▶ _Exercise brief_:
Give the number of lines in the data that hold the word "name", and nothing else.

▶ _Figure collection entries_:
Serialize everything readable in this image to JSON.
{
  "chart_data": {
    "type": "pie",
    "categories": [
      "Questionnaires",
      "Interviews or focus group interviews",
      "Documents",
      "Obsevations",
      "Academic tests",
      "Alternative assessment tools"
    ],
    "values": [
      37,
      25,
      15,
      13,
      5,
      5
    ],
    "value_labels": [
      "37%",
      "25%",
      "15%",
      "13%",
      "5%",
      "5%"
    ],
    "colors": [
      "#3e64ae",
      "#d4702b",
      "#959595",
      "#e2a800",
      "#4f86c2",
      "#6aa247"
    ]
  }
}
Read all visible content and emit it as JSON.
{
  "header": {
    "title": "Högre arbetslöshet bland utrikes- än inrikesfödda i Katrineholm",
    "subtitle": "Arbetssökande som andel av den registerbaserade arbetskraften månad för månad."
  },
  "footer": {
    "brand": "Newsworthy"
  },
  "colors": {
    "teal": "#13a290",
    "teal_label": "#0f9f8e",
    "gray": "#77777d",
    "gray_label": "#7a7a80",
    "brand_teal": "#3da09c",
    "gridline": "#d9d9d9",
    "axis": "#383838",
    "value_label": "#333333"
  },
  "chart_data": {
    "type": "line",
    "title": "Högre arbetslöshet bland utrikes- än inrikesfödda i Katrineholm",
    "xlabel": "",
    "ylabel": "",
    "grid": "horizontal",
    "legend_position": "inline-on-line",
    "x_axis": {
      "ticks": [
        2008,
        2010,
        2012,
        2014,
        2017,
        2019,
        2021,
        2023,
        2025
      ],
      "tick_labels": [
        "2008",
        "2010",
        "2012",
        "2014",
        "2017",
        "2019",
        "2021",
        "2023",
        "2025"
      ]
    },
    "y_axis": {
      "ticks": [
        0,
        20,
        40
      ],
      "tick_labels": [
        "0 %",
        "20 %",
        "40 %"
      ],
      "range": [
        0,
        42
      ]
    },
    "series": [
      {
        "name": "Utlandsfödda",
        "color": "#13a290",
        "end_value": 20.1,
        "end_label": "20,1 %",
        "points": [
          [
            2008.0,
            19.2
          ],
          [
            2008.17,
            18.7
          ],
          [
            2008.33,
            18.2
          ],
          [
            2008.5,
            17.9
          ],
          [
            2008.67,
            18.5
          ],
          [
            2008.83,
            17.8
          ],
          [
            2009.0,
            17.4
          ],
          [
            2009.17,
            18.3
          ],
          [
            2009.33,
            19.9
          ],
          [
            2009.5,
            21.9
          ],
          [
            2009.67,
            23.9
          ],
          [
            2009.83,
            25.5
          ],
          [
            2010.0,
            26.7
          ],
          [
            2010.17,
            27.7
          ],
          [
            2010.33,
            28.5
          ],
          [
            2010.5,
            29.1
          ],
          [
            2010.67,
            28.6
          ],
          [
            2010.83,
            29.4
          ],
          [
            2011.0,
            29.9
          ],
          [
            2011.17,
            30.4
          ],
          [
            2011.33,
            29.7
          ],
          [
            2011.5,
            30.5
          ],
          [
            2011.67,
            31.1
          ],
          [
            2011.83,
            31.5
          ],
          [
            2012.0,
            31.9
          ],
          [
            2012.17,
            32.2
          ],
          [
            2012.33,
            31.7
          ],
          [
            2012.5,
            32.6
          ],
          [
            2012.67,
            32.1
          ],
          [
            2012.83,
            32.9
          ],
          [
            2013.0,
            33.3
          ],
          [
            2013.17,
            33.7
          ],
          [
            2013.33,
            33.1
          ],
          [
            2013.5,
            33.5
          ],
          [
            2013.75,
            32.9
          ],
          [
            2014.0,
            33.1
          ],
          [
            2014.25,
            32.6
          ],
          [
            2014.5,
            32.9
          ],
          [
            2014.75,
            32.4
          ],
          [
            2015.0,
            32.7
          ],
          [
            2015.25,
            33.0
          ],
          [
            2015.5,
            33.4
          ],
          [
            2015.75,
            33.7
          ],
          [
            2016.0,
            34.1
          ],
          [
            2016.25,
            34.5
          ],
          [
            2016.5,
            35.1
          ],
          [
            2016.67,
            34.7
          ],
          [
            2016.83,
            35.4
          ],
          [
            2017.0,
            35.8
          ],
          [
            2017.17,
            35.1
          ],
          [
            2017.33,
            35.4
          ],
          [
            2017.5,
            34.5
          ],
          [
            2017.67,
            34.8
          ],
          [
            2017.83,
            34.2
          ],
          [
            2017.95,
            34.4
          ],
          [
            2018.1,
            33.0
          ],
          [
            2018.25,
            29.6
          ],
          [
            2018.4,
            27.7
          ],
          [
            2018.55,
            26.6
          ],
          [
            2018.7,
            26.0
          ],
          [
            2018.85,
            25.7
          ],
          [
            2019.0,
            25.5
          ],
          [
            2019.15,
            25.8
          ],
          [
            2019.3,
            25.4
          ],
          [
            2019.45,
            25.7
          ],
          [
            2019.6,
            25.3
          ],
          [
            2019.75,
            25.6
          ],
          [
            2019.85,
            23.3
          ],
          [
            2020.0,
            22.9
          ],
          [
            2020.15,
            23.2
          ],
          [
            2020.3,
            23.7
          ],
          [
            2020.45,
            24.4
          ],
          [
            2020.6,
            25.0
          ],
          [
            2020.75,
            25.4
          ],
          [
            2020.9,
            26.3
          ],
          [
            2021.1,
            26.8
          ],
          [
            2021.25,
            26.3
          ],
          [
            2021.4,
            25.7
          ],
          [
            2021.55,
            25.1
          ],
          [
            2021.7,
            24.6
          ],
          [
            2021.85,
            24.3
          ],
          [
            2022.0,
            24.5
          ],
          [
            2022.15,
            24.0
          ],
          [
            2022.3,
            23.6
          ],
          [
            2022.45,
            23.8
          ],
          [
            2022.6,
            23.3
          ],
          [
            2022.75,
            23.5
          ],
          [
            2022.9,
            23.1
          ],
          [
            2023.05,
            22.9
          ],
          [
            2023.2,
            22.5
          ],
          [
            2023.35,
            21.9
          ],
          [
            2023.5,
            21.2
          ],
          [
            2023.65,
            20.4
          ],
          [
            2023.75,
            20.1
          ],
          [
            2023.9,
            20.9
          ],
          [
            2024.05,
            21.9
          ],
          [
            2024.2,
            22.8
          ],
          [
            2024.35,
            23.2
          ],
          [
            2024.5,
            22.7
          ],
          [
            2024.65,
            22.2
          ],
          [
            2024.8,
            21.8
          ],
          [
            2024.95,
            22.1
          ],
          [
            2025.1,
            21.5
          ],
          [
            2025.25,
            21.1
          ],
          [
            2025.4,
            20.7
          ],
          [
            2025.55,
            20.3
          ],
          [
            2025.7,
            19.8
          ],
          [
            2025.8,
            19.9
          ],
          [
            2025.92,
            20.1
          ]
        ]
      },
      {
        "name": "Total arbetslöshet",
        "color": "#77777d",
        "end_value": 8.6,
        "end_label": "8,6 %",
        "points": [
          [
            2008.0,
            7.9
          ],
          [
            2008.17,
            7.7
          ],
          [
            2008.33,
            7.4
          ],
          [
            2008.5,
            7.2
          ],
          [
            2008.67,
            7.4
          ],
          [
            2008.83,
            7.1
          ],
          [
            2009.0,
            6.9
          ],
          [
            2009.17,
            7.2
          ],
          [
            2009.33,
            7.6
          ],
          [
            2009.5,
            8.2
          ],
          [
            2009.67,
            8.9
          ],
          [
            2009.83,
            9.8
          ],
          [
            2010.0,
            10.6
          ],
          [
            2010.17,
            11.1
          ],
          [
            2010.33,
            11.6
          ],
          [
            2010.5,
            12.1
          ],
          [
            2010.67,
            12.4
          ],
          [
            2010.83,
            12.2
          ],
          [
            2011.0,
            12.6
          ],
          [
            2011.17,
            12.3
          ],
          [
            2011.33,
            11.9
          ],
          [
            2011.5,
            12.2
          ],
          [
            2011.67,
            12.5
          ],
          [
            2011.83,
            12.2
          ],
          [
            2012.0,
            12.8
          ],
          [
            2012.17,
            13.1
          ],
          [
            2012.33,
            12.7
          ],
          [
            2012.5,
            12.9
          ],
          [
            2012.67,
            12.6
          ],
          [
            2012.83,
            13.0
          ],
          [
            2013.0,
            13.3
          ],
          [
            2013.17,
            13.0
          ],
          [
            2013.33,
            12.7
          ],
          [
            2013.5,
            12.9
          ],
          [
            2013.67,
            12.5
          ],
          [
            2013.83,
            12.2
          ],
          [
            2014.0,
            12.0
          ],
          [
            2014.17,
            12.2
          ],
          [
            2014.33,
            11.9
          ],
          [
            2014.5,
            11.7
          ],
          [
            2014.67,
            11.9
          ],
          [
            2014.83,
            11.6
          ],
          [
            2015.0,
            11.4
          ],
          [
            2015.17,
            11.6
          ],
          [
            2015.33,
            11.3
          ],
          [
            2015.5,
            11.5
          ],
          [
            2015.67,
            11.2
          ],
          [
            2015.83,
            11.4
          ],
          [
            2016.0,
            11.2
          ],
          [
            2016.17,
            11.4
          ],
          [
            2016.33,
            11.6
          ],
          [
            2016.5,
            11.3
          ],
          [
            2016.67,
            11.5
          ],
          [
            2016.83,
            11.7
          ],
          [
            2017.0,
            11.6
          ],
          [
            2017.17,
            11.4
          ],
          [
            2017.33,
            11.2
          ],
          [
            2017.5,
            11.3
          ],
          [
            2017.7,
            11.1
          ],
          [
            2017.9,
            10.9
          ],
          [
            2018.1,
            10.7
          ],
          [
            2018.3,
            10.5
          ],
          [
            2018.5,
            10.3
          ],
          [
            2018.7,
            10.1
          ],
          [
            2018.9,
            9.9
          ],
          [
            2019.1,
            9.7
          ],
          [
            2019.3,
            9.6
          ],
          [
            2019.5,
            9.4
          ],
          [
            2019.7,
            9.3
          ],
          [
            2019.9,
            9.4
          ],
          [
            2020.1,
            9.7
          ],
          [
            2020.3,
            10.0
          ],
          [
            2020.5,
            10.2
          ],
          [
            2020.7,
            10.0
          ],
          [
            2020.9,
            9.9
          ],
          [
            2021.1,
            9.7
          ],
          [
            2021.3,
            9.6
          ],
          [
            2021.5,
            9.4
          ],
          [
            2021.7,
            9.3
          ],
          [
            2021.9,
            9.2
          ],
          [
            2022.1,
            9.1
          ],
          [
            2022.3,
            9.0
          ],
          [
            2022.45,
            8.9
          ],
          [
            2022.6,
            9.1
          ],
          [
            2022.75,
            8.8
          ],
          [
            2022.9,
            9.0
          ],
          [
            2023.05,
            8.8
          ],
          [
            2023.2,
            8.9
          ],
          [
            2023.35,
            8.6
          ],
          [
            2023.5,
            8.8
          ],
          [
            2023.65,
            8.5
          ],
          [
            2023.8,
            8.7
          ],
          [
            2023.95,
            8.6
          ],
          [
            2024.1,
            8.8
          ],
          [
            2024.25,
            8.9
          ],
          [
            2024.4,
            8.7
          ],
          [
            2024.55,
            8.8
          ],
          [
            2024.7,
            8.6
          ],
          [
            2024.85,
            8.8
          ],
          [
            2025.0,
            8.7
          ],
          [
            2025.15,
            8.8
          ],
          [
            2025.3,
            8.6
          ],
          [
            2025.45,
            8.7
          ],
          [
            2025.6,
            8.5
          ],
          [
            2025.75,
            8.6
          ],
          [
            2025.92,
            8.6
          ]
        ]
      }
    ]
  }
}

▶ _The answer_:
2